Required task: The records that follow must be repeated verbatim, every one of them.

:: The records

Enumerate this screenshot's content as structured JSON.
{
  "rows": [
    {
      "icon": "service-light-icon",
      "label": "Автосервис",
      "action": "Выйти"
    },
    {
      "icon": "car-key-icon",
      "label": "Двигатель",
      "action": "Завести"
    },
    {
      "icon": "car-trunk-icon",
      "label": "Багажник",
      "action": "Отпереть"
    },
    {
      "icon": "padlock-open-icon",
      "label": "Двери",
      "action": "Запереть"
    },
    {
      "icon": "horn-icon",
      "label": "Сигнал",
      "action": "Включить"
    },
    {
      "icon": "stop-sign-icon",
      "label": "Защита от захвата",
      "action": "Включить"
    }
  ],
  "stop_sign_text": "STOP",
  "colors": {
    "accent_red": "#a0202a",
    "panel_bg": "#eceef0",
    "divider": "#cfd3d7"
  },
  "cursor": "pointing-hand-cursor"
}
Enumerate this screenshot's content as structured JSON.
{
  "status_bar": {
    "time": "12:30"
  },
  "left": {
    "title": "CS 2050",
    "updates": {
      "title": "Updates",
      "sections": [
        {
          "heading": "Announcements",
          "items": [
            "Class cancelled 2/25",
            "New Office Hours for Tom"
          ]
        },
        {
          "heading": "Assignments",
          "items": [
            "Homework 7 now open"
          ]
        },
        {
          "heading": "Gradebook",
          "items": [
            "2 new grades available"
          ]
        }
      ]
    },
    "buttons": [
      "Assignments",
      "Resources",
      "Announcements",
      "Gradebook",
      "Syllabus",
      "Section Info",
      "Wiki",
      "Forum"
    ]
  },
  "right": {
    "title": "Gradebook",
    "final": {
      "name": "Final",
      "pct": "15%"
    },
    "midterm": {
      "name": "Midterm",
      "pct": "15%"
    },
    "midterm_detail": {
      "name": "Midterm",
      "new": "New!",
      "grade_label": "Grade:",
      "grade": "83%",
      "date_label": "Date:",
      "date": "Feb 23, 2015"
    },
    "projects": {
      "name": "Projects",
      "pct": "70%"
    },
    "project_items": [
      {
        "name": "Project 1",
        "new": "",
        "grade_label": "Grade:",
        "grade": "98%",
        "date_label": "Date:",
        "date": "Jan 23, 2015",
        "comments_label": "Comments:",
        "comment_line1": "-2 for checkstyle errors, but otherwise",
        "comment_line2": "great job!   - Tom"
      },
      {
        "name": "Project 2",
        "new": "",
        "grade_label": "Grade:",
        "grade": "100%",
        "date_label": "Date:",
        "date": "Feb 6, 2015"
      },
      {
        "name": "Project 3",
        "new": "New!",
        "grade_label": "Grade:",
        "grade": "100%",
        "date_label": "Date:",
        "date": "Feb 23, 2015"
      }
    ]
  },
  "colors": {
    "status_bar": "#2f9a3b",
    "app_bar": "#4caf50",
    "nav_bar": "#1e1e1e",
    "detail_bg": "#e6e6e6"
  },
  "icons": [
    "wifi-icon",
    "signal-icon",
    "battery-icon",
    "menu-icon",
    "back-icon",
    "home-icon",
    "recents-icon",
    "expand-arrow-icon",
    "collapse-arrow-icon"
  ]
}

::::

Exercise response:
Enumerate this screenshot's content as structured JSON.
{
  "rows": [
    {
      "icon": "service-light-icon",
      "label": "Автосервис",
      "action": "Выйти"
    },
    {
      "icon": "car-key-icon",
      "label": "Двигатель",
      "action": "Завести"
    },
    {
      "icon": "car-trunk-icon",
      "label": "Багажник",
      "action": "Отпереть"
    },
    {
      "icon": "padlock-open-icon",
      "label": "Двери",
      "action": "Запереть"
    },
    {
      "icon": "horn-icon",
      "label": "Сигнал",
      "action": "Включить"
    },
    {
      "icon": "stop-sign-icon",
      "label": "Защита от захвата",
      "action": "Включить"
    }
  ],
  "stop_sign_text": "STOP",
  "colors": {
    "accent_red": "#a0202a",
    "panel_bg": "#eceef0",
    "divider": "#cfd3d7"
  },
  "cursor": "pointing-hand-cursor"
}
Enumerate this screenshot's content as structured JSON.
{
  "status_bar": {
    "time": "12:30"
  },
  "left": {
    "title": "CS 2050",
    "updates": {
      "title": "Updates",
      "sections": [
        {
          "heading": "Announcements",
          "items": [
            "Class cancelled 2/25",
            "New Office Hours for Tom"
          ]
        },
        {
          "heading": "Assignments",
          "items": [
            "Homework 7 now open"
          ]
        },
        {
          "heading": "Gradebook",
          "items": [
            "2 new grades available"
          ]
        }
      ]
    },
    "buttons": [
      "Assignments",
      "Resources",
      "Announcements",
      "Gradebook",
      "Syllabus",
      "Section Info",
      "Wiki",
      "Forum"
    ]
  },
  "right": {
    "title": "Gradebook",
    "final": {
      "name": "Final",
      "pct": "15%"
    },
    "midterm": {
      "name": "Midterm",
      "pct": "15%"
    },
    "midterm_detail": {
      "name": "Midterm",
      "new": "New!",
      "grade_label": "Grade:",
      "grade": "83%",
      "date_label": "Date:",
      "date": "Feb 23, 2015"
    },
    "projects": {
      "name": "Projects",
      "pct": "70%"
    },
    "project_items": [
      {
        "name": "Project 1",
        "new": "",
        "grade_label": "Grade:",
        "grade": "98%",
        "date_label": "Date:",
        "date": "Jan 23, 2015",
        "comments_label": "Comments:",
        "comment_line1": "-2 for checkstyle errors, but otherwise",
        "comment_line2": "great job!   - Tom"
      },
      {
        "name": "Project 2",
        "new": "",
        "grade_label": "Grade:",
        "grade": "100%",
        "date_label": "Date:",
        "date": "Feb 6, 2015"
      },
      {
        "name": "Project 3",
        "new": "New!",
        "grade_label": "Grade:",
        "grade": "100%",
        "date_label": "Date:",
        "date": "Feb 23, 2015"
      }
    ]
  },
  "colors": {
    "status_bar": "#2f9a3b",
    "app_bar": "#4caf50",
    "nav_bar": "#1e1e1e",
    "detail_bg": "#e6e6e6"
  },
  "icons": [
    "wifi-icon",
    "signal-icon",
    "battery-icon",
    "menu-icon",
    "back-icon",
    "home-icon",
    "recents-icon",
    "expand-arrow-icon",
    "collapse-arrow-icon"
  ]
}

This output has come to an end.